SELECTED PASSAGE =>
The most obvious form of UPE involves the creation of articles that would not otherwise warrant inclusion. Long term contributors may remember when Wikipedia:Conflict of interest was titled Wikipedia:Vanity page. This is exactly the functionality these "articles" serve. Ghostwritten vanity pages are designed explicitly to show up on the first item and the sidebar of a Google search, but are difficult for Wikipedians to find and, if found, to evaluate the notability of their subject. Spam is less about Viagra or Cialis, and more about early-stage startups, businesspeople, motivational speakers, cryptocurrencies and so forth.
There are numerous companies that offer ghostwritten vanity pages for a small amount of money, typically a few hundred dollars. These companies employ freelancers in English speaking Third World countries who have very few opportunities for legitimate employment. In fact, similiar dishonest activities such as running a fake news website or writing for an essay mill turn out to be quite lucrative, in purchasing power parity terms, for the freelancers concerned.[1][2]
The level of abuse is systematic, pervasive, and of increasing sophistication. The worst spammers have taken on characteristics of advanced persistent threats, including the use of compromised computers, VPNs and cloud computing infrastructure to post spam. There are no effective admin tools. Two new page patrollers, who screen newly created articles for notability and other problems, have been blocked for corruptly reviewing spam last week (Meeanaya and Ceethekreator). It is only a matter of time before paid editors systematically infiltrate the admin corps.

DATASET ENTRIES =>
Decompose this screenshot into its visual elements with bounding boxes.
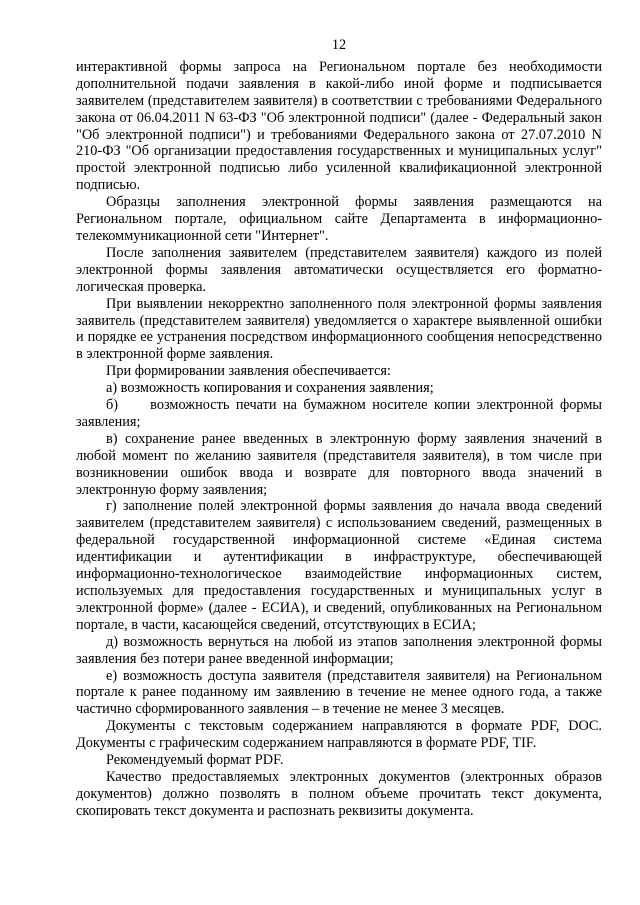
- paragraph: б) возможность печати на бумажном носителе копии электронной формы заявления;: [76, 397, 602, 430]
- paragraph: Документы с текстовым содержанием направляются в формате PDF, DOC. Документы с графическим содержанием направляются в формате PDF, TIF.: [76, 718, 602, 752]
- paragraph: При выявлении некорректно заполненного поля электронной формы заявления заявитель (представителем заявителя) уведомляется о характере выявленной ошибки и порядке ее устранения посредством информационного сообщения непосредственно в электронной форме заявления.: [76, 295, 602, 363]
- page-number: 12: [331, 37, 347, 53]
- paragraph: д) возможность вернуться на любой из этапов заполнения электронной формы заявления без потери ранее введенной информации;: [76, 633, 602, 667]
- paragraph: После заполнения заявителем (представителем заявителя) каждого из полей электронной формы заявления автоматически осуществляется его форматно-логическая проверка.: [76, 244, 602, 295]
- paragraph: а) возможность копирования и сохранения заявления;: [106, 380, 434, 397]
- paragraph: в) сохранение ранее введенных в электронную форму заявления значений в любой момент по желанию заявителя (представителя заявителя), в том числе при возникновении ошибок ввода и возврате для повторного ввода значений в электронную форму заявления;: [76, 430, 602, 498]
- paragraph: е) возможность доступа заявителя (представителя заявителя) на Региональном портале к ранее поданному им заявлению в течение не менее одного года, а также частично сформированного заявления – в течение не менее 3 месяцев.: [76, 667, 602, 718]
- paragraph: Качество предоставляемых электронных документов (электронных образов документов) должно позволять в полном объеме прочитать текст документа, скопировать текст документа и распознать реквизиты документа.: [76, 768, 602, 819]
- paragraph: Образцы заполнения электронной формы заявления размещаются на Региональном портале, официальном сайте Департамента в информационно-телекоммуникационной сети "Интернет".: [76, 194, 602, 244]
- body-text: [76, 59, 602, 820]
- paragraph: Рекомендуемый формат PDF.: [106, 752, 284, 769]
- paragraph: При формировании заявления обеспечивается:: [106, 363, 391, 380]
- paragraph: г) заполнение полей электронной формы заявления до начала ввода сведений заявителем (представителем заявителя) с использованием сведений, размещенных в федеральной государственной информационной системе «Единая система идентификации и аутентификации в инфраструктуре, обеспечивающей информационно-технологическое взаимодействие информационных систем, используемых для предоставления государственных и муниципальных услуг в электронной форме» (далее - ЕСИА), и сведений, опубликованных на Региональном портале, в части, касающейся сведений, отсутствующих в ЕСИА;: [76, 498, 602, 633]
- paragraph: интерактивной формы запроса на Региональном портале без необходимости дополнительной подачи заявления в какой-либо иной форме и подписывается заявителем (представителем заявителя) в соответствии с требованиями Федерального закона от 06.04.2011 N 63-ФЗ "Об электронной подписи" (далее - Федеральный закон "Об электронной подписи") и требованиями Федерального закона от 27.07.2010 N 210-ФЗ "Об организации предоставления государственных и муниципальных услуг" простой электронной подписью либо усиленной квалификационной электронной подписью.: [76, 58, 602, 194]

SET PROBLEM A => According to the passage on paid editing, how much do companies typically charge for a ghostwritten vanity page?
SET PROBLEM B => Print the passage on paid editing from "The most obvious" up to and including "and so forth.".
The items play no part in what you are asked to do.

COMPLETE OUTPUT A => A few hundred dollars.

COMPLETE OUTPUT B =>
The most obvious form of UPE involves the creation of articles that would not otherwise warrant inclusion. Long term contributors may remember when Wikipedia:Conflict of interest was titled Wikipedia:Vanity page. This is exactly the functionality these "articles" serve. Ghostwritten vanity pages are designed explicitly to show up on the first item and the sidebar of a Google search, but are difficult for Wikipedians to find and, if found, to evaluate the notability of their subject. Spam is less about Viagra or Cialis, and more about early-stage startups, businesspeople, motivational speakers, cryptocurrencies and so forth.